▸ **Problem details**: From the records, pick out and copy each line containing "erinnern".

▸ **Entries shown**:
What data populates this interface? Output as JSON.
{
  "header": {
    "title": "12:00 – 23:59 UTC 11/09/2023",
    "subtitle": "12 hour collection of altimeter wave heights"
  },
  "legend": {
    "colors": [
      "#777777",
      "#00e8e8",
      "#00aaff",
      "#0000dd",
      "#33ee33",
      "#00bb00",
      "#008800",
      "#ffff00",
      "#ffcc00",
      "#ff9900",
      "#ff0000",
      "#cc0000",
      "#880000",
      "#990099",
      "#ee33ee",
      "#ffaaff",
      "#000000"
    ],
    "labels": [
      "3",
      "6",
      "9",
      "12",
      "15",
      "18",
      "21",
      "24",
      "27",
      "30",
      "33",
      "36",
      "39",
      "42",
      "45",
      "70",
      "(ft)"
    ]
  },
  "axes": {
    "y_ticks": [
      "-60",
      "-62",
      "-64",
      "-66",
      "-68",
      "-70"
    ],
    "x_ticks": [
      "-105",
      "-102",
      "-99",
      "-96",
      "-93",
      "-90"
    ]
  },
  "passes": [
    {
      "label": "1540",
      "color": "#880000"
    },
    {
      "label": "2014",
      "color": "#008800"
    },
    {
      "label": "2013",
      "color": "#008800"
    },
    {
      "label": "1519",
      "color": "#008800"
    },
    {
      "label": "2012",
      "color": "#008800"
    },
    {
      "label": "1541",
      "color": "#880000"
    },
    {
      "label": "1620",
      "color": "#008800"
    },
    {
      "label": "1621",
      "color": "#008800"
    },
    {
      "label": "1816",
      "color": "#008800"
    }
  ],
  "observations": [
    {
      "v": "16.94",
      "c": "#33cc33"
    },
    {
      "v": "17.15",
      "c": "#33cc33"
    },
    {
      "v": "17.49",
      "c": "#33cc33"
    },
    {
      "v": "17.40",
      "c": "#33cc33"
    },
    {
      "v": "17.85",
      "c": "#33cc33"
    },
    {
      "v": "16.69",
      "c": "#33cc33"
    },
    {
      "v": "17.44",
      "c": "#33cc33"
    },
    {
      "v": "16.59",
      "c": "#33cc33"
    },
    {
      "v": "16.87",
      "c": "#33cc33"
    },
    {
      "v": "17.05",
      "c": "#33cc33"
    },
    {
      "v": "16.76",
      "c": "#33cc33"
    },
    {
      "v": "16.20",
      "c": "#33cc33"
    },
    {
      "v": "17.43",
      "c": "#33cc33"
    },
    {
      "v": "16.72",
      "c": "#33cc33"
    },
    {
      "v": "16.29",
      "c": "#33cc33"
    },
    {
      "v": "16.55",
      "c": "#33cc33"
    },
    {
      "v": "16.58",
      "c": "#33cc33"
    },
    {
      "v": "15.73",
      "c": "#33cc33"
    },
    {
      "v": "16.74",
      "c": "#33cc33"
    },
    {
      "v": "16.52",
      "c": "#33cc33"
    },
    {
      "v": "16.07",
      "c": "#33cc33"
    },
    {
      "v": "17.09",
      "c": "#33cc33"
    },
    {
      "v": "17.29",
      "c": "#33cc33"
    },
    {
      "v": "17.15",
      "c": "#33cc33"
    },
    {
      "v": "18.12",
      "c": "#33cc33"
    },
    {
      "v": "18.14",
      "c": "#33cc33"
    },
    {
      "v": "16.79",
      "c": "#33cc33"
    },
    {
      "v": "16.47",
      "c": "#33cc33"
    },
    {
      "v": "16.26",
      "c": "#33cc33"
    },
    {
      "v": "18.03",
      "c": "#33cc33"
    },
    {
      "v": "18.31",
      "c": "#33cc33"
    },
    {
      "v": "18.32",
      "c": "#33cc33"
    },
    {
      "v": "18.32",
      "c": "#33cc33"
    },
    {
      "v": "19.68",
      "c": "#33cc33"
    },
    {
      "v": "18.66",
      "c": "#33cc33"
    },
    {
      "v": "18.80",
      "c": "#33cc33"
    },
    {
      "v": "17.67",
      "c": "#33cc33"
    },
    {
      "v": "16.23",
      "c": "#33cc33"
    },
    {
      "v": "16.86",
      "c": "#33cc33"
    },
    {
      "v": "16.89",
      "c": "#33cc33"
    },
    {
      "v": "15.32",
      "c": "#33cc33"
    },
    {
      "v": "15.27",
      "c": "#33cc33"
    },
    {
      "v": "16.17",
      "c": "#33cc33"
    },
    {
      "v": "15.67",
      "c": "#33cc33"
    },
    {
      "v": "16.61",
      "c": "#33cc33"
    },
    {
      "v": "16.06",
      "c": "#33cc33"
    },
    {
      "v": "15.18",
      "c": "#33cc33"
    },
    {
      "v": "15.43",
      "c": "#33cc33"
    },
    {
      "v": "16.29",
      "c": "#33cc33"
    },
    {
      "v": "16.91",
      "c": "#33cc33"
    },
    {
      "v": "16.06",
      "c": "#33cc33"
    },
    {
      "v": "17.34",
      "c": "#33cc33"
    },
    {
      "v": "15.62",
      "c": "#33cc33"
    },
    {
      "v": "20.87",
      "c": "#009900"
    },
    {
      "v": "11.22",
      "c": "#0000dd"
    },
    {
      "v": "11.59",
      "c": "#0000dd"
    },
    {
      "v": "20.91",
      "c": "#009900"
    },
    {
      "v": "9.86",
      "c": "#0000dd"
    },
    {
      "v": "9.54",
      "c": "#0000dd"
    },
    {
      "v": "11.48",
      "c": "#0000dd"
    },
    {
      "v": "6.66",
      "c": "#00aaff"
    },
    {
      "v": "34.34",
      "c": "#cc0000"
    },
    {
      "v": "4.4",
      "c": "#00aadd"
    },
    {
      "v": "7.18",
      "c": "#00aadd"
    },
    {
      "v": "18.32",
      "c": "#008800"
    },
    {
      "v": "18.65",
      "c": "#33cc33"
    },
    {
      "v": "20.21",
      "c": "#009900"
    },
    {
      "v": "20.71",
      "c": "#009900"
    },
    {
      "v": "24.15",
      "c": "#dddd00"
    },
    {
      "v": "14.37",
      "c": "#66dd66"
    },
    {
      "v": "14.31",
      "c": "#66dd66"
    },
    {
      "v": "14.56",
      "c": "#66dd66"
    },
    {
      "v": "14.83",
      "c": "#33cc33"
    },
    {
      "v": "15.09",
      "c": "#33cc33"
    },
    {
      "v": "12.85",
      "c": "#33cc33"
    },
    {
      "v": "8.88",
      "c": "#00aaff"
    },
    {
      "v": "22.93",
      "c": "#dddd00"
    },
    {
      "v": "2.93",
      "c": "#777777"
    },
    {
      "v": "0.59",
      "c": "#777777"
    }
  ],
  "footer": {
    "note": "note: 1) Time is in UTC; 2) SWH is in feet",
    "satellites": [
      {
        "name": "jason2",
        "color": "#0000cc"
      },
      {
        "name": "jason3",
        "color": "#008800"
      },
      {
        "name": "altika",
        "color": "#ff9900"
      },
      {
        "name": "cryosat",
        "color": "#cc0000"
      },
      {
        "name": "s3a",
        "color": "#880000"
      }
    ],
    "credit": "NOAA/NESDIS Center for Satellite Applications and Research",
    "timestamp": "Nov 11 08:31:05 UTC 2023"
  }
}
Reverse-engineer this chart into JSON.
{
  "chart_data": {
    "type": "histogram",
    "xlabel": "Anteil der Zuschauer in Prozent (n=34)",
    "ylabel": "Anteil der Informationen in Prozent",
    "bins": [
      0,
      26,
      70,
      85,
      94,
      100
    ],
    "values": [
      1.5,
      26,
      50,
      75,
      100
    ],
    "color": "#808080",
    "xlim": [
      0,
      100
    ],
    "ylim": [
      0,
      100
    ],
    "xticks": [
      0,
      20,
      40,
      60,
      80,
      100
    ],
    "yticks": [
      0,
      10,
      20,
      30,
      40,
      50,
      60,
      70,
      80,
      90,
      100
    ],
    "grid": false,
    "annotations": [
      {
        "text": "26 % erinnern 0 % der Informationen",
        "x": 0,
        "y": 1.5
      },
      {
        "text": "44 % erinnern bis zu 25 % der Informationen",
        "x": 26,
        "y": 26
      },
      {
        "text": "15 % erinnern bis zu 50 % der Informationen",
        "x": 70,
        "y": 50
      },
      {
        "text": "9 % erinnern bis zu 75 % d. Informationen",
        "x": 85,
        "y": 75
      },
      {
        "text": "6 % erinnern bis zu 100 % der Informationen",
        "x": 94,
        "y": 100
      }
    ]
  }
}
==
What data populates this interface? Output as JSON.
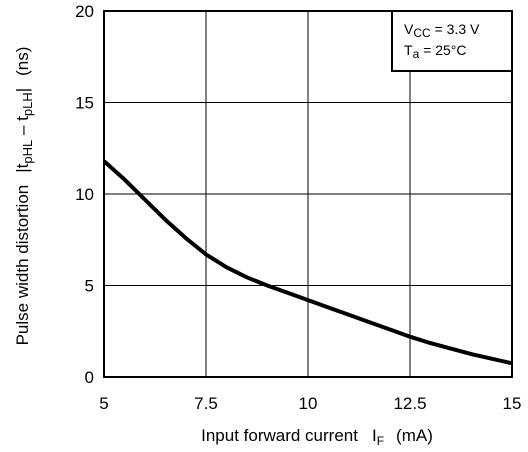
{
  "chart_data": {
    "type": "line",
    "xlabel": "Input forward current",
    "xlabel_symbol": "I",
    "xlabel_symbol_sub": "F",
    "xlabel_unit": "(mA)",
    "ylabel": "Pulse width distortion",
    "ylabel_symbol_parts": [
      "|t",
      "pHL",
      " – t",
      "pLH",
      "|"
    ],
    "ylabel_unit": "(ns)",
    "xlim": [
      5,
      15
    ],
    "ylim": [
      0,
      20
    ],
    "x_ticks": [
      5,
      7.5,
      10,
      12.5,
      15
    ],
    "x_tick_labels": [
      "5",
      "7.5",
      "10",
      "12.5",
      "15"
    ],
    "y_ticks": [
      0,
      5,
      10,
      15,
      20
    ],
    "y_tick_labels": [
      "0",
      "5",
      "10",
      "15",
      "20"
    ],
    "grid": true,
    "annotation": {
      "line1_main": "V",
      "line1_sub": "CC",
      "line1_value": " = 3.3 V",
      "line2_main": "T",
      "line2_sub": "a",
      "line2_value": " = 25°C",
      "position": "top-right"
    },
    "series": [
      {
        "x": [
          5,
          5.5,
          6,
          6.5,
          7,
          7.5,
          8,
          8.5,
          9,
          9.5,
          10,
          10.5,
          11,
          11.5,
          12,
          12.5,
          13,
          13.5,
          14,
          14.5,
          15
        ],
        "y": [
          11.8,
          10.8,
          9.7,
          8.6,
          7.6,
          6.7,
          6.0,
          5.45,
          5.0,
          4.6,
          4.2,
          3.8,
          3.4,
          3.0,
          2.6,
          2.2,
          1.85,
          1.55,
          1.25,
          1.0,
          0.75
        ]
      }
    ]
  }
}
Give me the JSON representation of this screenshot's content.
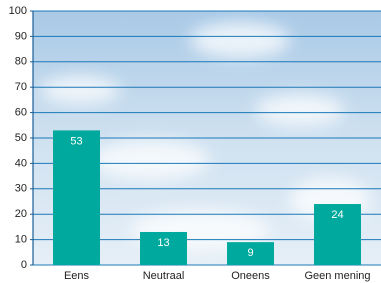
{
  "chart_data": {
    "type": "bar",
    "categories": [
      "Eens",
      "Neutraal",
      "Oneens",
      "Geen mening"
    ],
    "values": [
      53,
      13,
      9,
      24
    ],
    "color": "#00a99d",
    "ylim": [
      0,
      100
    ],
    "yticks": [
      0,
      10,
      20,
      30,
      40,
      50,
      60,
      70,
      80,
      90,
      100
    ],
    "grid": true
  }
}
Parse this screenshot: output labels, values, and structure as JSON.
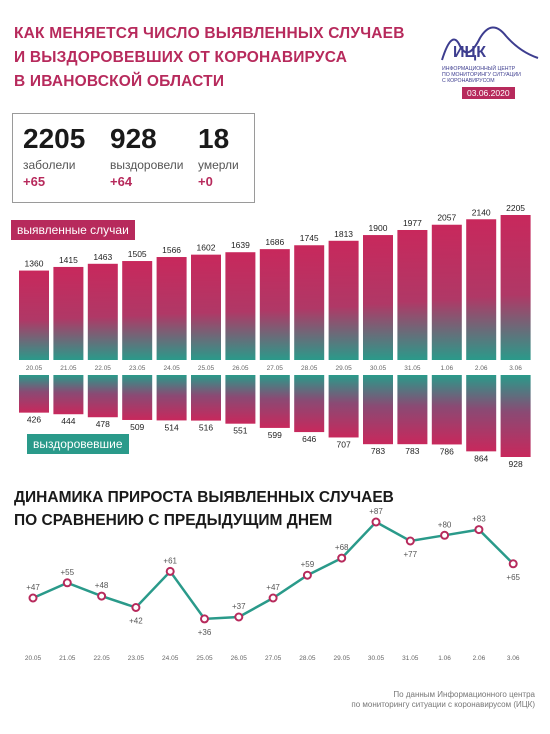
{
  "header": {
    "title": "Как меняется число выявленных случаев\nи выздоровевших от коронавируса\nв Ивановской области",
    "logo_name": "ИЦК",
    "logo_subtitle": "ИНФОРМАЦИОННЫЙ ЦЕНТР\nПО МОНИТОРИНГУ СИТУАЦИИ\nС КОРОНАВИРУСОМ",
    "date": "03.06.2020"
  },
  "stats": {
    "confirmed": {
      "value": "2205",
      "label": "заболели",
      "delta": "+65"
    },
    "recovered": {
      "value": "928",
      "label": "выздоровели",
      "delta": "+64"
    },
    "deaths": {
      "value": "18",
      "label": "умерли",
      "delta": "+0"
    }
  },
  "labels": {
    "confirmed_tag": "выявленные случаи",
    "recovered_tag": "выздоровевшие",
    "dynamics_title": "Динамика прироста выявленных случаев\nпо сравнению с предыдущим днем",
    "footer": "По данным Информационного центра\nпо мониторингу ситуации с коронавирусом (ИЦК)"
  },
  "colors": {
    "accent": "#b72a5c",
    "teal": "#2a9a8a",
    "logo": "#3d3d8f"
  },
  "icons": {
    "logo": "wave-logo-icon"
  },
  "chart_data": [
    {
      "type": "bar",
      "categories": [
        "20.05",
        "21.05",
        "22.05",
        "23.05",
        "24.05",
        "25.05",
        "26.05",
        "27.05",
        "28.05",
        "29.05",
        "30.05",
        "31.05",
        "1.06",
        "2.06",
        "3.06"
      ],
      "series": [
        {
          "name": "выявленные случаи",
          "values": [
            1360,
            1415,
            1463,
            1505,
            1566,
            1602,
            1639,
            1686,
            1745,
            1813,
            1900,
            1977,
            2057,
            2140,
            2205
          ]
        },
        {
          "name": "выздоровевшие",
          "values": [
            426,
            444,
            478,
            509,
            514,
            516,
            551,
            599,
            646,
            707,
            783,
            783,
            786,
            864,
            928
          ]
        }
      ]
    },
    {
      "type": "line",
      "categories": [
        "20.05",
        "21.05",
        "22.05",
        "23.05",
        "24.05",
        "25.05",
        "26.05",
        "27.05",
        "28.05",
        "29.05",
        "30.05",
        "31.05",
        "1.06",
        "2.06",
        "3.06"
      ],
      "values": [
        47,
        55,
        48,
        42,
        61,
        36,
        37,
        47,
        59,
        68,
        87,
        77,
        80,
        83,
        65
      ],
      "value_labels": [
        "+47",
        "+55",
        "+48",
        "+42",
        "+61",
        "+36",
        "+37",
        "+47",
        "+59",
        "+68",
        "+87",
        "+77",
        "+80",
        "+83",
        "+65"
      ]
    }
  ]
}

▸ **Output of the exercise**:
        "text": "26 % erinnern 0 % der Informationen",
        "text": "44 % erinnern bis zu 25 % der Informationen",
        "text": "15 % erinnern bis zu 50 % der Informationen",
        "text": "9 % erinnern bis zu 75 % d. Informationen",
        "text": "6 % erinnern bis zu 100 % der Informationen",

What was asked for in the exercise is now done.